**Work required:** Find each line holding the word "only" and give the total alone.

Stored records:
§
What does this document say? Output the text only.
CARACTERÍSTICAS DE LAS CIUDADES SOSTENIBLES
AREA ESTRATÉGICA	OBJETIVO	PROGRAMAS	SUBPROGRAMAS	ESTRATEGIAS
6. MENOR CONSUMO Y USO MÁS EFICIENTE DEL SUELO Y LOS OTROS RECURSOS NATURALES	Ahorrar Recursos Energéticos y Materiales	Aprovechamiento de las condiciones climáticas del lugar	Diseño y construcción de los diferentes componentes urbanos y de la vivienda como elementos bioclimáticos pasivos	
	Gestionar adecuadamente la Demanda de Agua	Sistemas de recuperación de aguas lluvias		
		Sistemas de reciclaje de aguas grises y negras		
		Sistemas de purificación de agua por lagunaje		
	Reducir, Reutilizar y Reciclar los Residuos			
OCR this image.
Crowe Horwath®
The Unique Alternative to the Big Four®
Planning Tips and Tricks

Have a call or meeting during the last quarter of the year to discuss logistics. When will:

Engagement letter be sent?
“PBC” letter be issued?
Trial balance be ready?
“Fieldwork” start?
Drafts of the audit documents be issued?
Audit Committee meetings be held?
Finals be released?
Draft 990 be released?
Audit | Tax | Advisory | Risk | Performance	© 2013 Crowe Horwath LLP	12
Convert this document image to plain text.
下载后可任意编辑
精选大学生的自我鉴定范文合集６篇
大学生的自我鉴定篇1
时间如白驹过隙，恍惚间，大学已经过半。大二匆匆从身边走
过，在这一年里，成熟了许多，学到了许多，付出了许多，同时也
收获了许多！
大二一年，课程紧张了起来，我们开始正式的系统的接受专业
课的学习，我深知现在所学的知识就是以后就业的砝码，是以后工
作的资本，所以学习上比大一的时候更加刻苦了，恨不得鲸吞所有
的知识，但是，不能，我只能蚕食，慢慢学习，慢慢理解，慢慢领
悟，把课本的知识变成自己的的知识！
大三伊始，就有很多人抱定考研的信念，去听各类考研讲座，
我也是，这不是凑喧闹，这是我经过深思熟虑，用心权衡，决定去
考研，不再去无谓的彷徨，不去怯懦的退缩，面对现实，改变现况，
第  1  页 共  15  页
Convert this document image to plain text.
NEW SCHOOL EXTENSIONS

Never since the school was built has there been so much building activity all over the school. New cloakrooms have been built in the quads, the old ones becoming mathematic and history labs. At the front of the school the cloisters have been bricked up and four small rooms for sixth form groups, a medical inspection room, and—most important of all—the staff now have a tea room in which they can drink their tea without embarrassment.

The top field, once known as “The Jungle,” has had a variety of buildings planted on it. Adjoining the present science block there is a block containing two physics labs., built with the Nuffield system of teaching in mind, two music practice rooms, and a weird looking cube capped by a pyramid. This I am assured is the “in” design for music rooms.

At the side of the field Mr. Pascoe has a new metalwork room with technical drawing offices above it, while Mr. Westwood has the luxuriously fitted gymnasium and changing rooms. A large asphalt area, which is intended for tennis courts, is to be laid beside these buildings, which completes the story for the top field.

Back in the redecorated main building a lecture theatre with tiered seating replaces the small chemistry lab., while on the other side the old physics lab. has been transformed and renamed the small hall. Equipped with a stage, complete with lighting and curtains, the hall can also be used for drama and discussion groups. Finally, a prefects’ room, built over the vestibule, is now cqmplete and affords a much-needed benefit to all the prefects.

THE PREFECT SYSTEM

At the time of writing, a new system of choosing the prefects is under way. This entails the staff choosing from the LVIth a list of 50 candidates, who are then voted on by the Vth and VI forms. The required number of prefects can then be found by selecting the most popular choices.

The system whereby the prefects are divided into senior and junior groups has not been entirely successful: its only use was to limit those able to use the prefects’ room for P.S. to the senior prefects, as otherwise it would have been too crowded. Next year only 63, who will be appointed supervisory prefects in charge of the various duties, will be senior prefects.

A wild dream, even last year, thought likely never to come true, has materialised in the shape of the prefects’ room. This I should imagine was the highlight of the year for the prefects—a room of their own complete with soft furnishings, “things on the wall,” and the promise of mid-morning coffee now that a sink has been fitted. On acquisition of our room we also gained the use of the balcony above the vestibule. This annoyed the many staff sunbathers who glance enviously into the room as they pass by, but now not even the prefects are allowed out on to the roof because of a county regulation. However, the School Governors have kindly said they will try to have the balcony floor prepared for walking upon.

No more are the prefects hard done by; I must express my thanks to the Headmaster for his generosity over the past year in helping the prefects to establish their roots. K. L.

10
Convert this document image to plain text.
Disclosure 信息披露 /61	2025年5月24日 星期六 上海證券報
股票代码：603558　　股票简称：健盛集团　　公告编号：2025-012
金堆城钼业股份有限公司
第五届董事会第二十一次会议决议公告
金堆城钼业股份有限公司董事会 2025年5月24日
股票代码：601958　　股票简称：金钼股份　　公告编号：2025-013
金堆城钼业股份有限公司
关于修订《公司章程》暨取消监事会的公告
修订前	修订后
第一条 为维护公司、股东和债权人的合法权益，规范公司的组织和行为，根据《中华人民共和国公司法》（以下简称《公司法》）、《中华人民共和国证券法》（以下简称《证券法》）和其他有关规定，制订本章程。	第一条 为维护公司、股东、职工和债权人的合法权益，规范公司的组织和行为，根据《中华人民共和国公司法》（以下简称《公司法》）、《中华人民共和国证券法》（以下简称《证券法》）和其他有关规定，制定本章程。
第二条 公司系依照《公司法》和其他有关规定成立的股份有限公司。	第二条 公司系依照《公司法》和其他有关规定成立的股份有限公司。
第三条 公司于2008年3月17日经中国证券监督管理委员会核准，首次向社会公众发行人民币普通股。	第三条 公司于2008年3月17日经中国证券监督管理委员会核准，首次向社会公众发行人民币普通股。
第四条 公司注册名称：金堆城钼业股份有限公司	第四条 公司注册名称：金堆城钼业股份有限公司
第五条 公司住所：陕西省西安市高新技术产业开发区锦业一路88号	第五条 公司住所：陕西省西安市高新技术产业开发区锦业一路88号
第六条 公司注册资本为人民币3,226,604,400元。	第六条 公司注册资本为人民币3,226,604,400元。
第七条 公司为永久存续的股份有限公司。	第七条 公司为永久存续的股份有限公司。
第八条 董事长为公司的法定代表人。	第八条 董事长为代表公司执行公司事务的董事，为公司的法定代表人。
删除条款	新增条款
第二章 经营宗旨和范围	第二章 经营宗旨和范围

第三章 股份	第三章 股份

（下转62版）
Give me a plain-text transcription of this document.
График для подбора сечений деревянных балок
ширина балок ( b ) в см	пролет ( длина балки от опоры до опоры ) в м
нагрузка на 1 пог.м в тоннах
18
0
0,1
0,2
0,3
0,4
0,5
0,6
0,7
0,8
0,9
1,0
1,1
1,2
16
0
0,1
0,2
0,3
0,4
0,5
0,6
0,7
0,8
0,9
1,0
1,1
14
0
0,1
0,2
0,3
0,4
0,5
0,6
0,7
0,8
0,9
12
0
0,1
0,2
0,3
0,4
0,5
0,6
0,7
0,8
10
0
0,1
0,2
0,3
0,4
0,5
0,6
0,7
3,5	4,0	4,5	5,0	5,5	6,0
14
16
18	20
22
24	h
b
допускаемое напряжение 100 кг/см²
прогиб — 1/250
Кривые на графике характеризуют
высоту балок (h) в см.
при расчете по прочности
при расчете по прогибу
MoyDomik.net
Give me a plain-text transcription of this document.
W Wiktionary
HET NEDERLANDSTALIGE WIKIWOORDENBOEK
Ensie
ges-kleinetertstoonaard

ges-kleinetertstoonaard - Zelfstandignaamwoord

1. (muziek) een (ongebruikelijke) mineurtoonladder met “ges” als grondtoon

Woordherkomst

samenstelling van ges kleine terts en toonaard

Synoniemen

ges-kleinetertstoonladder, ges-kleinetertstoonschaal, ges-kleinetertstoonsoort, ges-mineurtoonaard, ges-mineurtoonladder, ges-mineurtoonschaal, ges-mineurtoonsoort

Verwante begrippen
§
**The result:** 2